> [Prompt]: Below are some records. Copy every line in them that holds "يزعم".

> [Data to use]:
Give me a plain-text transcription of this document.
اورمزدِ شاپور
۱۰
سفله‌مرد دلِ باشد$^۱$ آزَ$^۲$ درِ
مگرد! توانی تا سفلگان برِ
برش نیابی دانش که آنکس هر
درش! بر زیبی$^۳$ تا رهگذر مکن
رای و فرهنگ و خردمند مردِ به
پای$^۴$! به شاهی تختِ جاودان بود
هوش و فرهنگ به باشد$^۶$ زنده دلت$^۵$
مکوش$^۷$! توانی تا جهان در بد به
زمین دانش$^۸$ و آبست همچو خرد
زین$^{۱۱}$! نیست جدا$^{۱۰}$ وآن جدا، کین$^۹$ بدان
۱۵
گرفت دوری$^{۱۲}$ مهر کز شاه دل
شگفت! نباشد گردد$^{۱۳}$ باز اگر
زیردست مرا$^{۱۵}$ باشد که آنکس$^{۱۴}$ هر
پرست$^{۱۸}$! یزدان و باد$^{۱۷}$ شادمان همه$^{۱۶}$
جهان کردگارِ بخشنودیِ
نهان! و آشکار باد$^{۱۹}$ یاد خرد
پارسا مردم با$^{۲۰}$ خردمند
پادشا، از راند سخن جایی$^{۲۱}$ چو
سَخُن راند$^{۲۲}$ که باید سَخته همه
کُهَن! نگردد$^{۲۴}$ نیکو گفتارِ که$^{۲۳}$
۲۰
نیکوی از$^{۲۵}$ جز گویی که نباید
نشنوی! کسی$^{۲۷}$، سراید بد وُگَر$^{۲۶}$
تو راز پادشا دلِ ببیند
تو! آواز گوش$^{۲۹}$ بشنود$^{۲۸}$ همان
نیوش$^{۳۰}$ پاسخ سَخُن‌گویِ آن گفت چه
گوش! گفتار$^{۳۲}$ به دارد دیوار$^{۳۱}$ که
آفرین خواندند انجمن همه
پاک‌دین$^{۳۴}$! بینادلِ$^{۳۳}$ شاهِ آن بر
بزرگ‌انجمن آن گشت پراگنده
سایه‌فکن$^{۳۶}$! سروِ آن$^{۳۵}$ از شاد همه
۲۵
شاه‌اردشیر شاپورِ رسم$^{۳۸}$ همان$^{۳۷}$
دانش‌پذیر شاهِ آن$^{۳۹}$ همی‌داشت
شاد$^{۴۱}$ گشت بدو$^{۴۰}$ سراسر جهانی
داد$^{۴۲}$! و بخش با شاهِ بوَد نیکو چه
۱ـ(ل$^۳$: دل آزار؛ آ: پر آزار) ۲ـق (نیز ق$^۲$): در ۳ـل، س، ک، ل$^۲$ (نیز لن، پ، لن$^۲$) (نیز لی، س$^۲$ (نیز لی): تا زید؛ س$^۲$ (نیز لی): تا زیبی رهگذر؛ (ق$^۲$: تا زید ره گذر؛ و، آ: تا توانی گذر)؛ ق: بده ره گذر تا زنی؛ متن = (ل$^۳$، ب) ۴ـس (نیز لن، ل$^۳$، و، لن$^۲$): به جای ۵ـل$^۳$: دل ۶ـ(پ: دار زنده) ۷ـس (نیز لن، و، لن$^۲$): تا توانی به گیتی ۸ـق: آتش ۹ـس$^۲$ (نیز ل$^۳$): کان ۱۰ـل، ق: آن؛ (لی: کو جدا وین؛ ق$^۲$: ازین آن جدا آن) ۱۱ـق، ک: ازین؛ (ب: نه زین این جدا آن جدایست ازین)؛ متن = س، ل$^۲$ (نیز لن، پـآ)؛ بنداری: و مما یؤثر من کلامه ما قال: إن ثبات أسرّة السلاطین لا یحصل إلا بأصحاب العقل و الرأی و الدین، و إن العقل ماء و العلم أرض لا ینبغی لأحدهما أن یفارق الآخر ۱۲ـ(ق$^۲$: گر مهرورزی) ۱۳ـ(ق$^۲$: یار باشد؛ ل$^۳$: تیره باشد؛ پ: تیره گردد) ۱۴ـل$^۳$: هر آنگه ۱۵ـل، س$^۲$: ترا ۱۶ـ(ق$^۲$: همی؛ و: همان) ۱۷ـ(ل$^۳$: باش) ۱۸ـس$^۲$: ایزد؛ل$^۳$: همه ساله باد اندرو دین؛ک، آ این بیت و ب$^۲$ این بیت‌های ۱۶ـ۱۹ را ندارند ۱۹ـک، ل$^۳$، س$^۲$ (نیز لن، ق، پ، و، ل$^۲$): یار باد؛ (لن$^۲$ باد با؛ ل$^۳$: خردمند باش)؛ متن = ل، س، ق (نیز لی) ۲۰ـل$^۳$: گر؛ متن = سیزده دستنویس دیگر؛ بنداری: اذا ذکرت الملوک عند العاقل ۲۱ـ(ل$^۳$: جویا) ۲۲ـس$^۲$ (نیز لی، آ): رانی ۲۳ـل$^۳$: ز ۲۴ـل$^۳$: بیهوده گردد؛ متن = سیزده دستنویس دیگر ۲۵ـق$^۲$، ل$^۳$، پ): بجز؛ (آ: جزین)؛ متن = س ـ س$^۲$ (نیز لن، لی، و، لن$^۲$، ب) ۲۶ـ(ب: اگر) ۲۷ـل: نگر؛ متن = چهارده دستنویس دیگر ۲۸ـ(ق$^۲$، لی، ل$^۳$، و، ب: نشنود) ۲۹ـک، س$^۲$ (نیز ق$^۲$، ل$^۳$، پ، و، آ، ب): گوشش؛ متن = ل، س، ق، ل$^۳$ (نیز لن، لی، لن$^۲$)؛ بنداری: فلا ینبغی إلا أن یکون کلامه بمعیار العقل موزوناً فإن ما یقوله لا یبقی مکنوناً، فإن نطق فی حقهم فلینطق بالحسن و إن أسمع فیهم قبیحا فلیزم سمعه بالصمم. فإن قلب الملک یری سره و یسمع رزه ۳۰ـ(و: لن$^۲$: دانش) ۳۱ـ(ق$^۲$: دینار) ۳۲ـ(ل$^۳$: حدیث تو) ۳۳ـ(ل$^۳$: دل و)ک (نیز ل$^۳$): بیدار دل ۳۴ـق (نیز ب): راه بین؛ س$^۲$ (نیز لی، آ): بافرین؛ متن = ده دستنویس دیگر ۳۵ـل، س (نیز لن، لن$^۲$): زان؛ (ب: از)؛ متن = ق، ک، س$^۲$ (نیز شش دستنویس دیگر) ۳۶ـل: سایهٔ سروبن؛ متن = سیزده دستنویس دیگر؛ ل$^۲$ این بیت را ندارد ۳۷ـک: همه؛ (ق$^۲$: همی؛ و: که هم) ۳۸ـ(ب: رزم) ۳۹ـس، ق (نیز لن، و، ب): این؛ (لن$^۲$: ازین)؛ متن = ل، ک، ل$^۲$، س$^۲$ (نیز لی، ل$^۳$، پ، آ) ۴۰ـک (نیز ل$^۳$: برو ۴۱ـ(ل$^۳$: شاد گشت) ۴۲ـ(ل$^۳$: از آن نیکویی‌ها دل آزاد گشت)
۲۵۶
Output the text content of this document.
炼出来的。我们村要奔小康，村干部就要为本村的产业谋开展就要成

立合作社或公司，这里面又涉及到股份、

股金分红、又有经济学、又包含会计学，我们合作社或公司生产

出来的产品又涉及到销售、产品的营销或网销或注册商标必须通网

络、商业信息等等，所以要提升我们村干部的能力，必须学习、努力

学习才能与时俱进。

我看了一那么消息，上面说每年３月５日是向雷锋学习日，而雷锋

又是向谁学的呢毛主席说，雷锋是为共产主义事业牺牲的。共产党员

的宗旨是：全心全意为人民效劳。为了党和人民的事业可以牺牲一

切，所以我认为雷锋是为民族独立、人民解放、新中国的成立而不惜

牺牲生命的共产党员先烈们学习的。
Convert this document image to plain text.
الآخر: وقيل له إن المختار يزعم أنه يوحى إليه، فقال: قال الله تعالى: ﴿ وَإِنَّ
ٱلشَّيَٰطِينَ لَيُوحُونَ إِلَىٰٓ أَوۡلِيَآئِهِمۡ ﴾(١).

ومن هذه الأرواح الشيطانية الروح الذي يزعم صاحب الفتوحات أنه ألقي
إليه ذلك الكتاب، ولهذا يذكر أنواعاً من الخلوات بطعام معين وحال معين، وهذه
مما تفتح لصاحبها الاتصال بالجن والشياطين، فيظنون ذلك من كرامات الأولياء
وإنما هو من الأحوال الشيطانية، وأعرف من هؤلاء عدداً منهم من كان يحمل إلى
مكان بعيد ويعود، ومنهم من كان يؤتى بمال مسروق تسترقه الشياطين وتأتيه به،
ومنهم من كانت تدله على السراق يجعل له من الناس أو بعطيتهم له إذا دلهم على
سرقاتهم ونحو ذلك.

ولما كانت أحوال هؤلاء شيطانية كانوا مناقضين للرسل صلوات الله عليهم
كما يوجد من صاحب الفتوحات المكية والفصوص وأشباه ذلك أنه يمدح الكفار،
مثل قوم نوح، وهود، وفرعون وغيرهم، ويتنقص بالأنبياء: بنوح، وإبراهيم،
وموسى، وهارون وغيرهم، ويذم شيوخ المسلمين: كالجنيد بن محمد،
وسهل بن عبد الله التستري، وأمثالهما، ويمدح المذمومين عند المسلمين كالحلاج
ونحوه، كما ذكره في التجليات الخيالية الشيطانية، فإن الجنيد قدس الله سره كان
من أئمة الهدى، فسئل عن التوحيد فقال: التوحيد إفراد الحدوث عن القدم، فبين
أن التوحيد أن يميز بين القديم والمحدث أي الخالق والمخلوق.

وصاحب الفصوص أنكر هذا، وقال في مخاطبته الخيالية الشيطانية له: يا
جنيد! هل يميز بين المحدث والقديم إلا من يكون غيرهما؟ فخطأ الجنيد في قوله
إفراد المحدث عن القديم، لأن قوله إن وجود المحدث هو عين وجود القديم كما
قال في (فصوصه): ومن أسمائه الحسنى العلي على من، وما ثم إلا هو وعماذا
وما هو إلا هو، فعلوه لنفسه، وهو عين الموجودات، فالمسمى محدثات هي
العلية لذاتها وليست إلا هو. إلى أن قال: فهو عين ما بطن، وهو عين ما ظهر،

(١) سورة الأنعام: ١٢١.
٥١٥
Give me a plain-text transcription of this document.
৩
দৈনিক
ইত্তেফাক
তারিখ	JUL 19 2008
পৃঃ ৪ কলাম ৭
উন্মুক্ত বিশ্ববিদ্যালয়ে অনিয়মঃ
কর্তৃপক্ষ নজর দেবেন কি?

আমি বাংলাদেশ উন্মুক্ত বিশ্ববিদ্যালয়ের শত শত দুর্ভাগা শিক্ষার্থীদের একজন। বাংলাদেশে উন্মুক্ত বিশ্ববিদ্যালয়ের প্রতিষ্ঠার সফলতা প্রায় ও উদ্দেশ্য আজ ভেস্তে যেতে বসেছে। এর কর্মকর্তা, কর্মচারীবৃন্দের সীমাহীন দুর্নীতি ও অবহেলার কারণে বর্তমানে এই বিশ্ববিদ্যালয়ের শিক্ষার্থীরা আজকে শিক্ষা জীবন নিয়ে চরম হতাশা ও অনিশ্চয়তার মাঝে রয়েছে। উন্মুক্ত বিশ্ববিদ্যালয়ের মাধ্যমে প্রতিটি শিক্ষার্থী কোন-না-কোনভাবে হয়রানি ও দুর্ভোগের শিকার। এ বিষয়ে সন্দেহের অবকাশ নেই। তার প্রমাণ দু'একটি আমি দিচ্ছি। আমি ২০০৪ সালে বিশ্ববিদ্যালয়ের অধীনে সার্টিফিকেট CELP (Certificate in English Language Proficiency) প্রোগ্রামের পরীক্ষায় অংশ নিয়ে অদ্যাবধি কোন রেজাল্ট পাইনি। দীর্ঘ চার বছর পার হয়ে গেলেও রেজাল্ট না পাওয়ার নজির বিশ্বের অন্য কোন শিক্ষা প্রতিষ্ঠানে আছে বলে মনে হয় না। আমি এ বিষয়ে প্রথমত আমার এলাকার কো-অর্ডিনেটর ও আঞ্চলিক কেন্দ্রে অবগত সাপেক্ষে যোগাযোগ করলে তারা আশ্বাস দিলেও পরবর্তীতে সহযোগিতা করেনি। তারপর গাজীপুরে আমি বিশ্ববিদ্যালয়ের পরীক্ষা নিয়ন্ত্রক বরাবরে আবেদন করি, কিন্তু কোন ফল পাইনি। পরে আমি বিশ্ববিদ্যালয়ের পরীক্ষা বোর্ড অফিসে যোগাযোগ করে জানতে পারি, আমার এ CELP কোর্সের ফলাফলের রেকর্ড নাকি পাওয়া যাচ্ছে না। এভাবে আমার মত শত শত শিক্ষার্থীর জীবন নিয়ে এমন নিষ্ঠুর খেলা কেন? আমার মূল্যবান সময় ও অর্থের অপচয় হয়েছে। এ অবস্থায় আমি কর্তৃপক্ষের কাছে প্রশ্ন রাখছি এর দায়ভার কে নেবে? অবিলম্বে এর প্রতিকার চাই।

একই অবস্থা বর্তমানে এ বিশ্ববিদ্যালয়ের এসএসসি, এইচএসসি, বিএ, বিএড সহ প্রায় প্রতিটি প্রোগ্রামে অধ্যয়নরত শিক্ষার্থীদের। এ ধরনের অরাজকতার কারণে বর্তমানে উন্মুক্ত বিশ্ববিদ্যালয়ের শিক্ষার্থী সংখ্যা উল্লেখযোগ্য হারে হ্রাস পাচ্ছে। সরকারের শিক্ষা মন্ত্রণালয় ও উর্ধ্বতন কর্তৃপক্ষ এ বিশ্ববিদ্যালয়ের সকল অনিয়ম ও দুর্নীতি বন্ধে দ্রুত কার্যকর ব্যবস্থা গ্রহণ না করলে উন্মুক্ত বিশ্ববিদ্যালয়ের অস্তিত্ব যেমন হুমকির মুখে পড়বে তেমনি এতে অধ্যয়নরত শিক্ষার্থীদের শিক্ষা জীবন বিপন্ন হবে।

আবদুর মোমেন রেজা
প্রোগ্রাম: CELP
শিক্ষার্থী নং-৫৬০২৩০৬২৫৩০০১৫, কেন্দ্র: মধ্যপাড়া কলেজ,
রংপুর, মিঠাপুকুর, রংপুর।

> [Solved exercise]:
الآخر: وقيل له إن المختار يزعم أنه يوحى إليه، فقال: قال الله تعالى: ﴿ وَإِنَّ
ومن هذه الأرواح الشيطانية الروح الذي يزعم صاحب الفتوحات أنه ألقي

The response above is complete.